» Supplied data
----
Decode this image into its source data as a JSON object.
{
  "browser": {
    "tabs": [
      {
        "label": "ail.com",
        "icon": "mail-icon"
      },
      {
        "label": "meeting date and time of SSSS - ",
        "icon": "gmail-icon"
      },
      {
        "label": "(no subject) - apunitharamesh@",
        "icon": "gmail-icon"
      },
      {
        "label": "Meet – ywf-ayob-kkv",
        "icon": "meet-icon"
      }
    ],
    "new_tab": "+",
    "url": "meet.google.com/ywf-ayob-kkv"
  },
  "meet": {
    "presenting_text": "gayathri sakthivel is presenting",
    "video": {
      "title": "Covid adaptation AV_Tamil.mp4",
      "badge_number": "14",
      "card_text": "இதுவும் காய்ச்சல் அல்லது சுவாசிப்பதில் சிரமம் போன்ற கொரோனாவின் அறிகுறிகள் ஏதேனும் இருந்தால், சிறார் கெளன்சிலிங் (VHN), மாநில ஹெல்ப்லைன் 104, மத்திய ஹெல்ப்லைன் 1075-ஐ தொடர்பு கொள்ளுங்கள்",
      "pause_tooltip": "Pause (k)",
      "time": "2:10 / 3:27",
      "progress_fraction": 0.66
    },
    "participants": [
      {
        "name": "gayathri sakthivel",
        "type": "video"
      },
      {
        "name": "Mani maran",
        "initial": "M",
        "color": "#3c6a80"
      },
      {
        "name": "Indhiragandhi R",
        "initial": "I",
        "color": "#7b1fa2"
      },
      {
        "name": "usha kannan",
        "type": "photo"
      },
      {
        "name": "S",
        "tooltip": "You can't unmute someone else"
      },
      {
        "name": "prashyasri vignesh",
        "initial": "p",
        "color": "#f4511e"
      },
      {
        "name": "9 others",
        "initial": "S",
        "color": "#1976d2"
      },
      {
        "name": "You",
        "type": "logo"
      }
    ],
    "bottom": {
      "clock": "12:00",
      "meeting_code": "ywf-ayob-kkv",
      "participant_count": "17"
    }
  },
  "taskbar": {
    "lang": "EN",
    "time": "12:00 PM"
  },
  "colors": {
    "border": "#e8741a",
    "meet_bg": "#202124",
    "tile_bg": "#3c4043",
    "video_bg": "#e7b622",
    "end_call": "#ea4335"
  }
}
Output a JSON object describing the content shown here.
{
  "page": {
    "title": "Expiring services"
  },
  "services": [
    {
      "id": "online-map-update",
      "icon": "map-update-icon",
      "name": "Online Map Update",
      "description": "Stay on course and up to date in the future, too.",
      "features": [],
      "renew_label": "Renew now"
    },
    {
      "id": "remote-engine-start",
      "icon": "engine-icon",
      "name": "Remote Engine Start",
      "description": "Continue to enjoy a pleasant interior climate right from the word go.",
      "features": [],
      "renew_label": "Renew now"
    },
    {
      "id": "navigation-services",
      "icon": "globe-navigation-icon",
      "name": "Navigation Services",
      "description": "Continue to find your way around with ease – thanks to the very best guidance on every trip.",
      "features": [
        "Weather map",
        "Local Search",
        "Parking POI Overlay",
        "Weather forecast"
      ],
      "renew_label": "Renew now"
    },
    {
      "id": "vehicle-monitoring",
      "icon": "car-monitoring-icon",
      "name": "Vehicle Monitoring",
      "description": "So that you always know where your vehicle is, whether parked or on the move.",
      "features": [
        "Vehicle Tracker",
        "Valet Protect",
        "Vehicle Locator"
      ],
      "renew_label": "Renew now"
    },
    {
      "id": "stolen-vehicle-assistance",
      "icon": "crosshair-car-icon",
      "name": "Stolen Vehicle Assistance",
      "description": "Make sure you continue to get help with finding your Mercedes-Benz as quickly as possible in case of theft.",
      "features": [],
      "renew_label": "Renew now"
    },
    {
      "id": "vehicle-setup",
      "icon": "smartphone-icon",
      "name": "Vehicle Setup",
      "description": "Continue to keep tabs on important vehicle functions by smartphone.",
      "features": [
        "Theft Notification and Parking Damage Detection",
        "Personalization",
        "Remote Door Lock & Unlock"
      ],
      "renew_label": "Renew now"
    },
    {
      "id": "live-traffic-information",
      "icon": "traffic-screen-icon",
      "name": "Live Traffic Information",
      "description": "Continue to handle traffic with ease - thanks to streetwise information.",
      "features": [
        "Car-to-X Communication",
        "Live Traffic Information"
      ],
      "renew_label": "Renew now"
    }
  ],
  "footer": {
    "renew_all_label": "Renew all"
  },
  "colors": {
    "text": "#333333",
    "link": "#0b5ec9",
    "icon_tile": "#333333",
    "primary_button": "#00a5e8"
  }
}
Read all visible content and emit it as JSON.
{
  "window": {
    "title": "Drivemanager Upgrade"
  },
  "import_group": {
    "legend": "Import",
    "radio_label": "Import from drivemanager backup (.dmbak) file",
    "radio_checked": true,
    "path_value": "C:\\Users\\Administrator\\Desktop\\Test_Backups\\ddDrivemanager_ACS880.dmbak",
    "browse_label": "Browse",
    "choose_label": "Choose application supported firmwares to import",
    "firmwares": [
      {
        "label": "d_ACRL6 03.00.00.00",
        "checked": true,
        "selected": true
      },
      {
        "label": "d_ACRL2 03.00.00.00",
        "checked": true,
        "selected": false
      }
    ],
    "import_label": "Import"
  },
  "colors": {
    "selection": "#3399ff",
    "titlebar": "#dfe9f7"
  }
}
----
» Work to do
Copy out each line of the data where the string "firmwares" appears.

» Finished exercise
    "choose_label": "Choose application supported firmwares to import",
    "firmwares": [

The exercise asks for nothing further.